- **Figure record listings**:
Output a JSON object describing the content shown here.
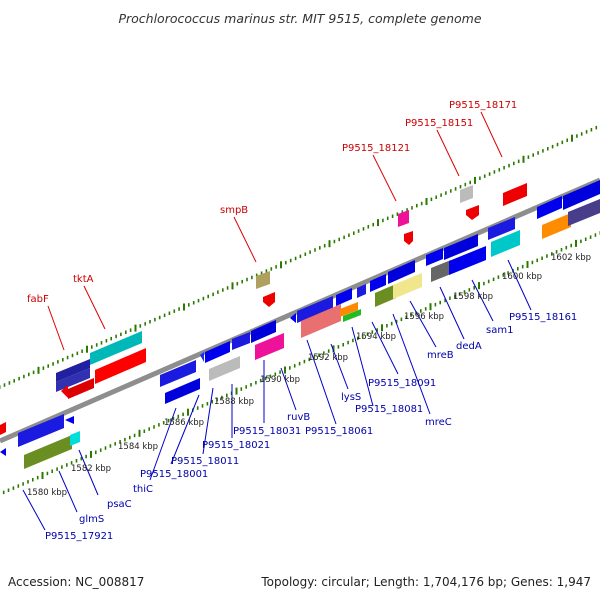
{
  "title": "Prochlorococcus marinus str. MIT 9515, complete genome",
  "footer": {
    "accession": "Accession: NC_008817",
    "summary": "Topology: circular; Length: 1,704,176 bp; Genes: 1,947"
  },
  "colors": {
    "backbone": "#8e8e8e",
    "tick": "#2a7a00",
    "label_forward": "#cc0000",
    "label_reverse": "#0000aa",
    "leader_forward": "#dd0000",
    "leader_reverse": "#0000cc"
  },
  "scale_labels": [
    "1580 kbp",
    "1582 kbp",
    "1584 kbp",
    "1586 kbp",
    "1588 kbp",
    "1590 kbp",
    "1592 kbp",
    "1594 kbp",
    "1596 kbp",
    "1598 kbp",
    "1600 kbp",
    "1602 kbp"
  ],
  "forward_labels": [
    "fabF",
    "tktA",
    "smpB",
    "P9515_18121",
    "P9515_18151",
    "P9515_18171"
  ],
  "reverse_labels": [
    "P9515_17921",
    "glmS",
    "psaC",
    "thiC",
    "P9515_18001",
    "P9515_18011",
    "P9515_18021",
    "P9515_18031",
    "ruvB",
    "P9515_18061",
    "lysS",
    "P9515_18081",
    "P9515_18091",
    "mreC",
    "mreB",
    "dedA",
    "sam1",
    "P9515_18161"
  ]
}
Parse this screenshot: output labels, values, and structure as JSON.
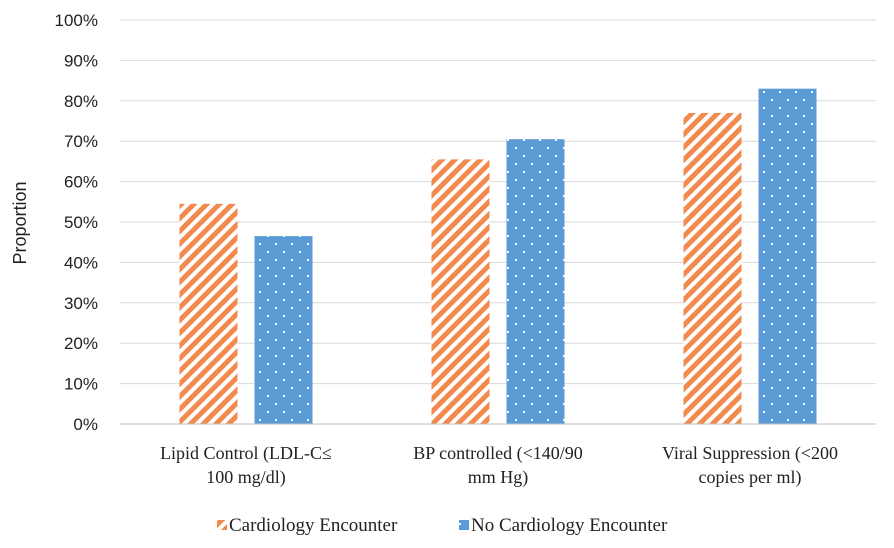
{
  "chart_data": {
    "type": "bar",
    "title": "",
    "xlabel": "",
    "ylabel": "Proportion",
    "ylim": [
      0,
      100
    ],
    "yticks": [
      0,
      10,
      20,
      30,
      40,
      50,
      60,
      70,
      80,
      90,
      100
    ],
    "ytick_suffix": "%",
    "grid": true,
    "legend_position": "bottom",
    "categories": [
      [
        "Lipid Control (LDL-C≤",
        "100 mg/dl)"
      ],
      [
        "BP controlled (<140/90",
        "mm Hg)"
      ],
      [
        "Viral Suppression (<200",
        "copies per ml)"
      ]
    ],
    "series": [
      {
        "name": "Cardiology Encounter",
        "values": [
          54.5,
          65.5,
          77
        ],
        "color": "#F28A4E",
        "pattern": "diagonal-stripes"
      },
      {
        "name": "No Cardiology Encounter",
        "values": [
          46.5,
          70.5,
          83
        ],
        "color": "#5B9BD5",
        "pattern": "dots"
      }
    ],
    "colors": {
      "grid": "#D9D9D9",
      "axis": "#BFBFBF"
    }
  }
}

- **Work to complete**:
You need to restate all of the entries above exactly and leave the pictures behind.

- **Solution for this problem**:
Output a JSON object describing the content shown here.
{
  "title": "Prochlorococcus marinus str. MIT 9515, complete genome",
  "footer": {
    "accession": "Accession: NC_008817",
    "summary": "Topology: circular; Length: 1,704,176 bp; Genes: 1,947"
  },
  "colors": {
    "backbone": "#8e8e8e",
    "tick": "#2a7a00",
    "label_forward": "#cc0000",
    "label_reverse": "#0000aa",
    "leader_forward": "#dd0000",
    "leader_reverse": "#0000cc"
  },
  "scale_labels": [
    "1580 kbp",
    "1582 kbp",
    "1584 kbp",
    "1586 kbp",
    "1588 kbp",
    "1590 kbp",
    "1592 kbp",
    "1594 kbp",
    "1596 kbp",
    "1598 kbp",
    "1600 kbp",
    "1602 kbp"
  ],
  "forward_labels": [
    "fabF",
    "tktA",
    "smpB",
    "P9515_18121",
    "P9515_18151",
    "P9515_18171"
  ],
  "reverse_labels": [
    "P9515_17921",
    "glmS",
    "psaC",
    "thiC",
    "P9515_18001",
    "P9515_18011",
    "P9515_18021",
    "P9515_18031",
    "ruvB",
    "P9515_18061",
    "lysS",
    "P9515_18081",
    "P9515_18091",
    "mreC",
    "mreB",
    "dedA",
    "sam1",
    "P9515_18161"
  ]
}
Parse this screenshot: output labels, values, and structure as JSON.
{
  "chart_data": {
    "type": "bar",
    "title": "",
    "xlabel": "",
    "ylabel": "Proportion",
    "ylim": [
      0,
      100
    ],
    "yticks": [
      0,
      10,
      20,
      30,
      40,
      50,
      60,
      70,
      80,
      90,
      100
    ],
    "ytick_suffix": "%",
    "grid": true,
    "legend_position": "bottom",
    "categories": [
      [
        "Lipid Control (LDL-C≤",
        "100 mg/dl)"
      ],
      [
        "BP controlled (<140/90",
        "mm Hg)"
      ],
      [
        "Viral Suppression (<200",
        "copies per ml)"
      ]
    ],
    "series": [
      {
        "name": "Cardiology Encounter",
        "values": [
          54.5,
          65.5,
          77
        ],
        "color": "#F28A4E",
        "pattern": "diagonal-stripes"
      },
      {
        "name": "No Cardiology Encounter",
        "values": [
          46.5,
          70.5,
          83
        ],
        "color": "#5B9BD5",
        "pattern": "dots"
      }
    ],
    "colors": {
      "grid": "#D9D9D9",
      "axis": "#BFBFBF"
    }
  }
}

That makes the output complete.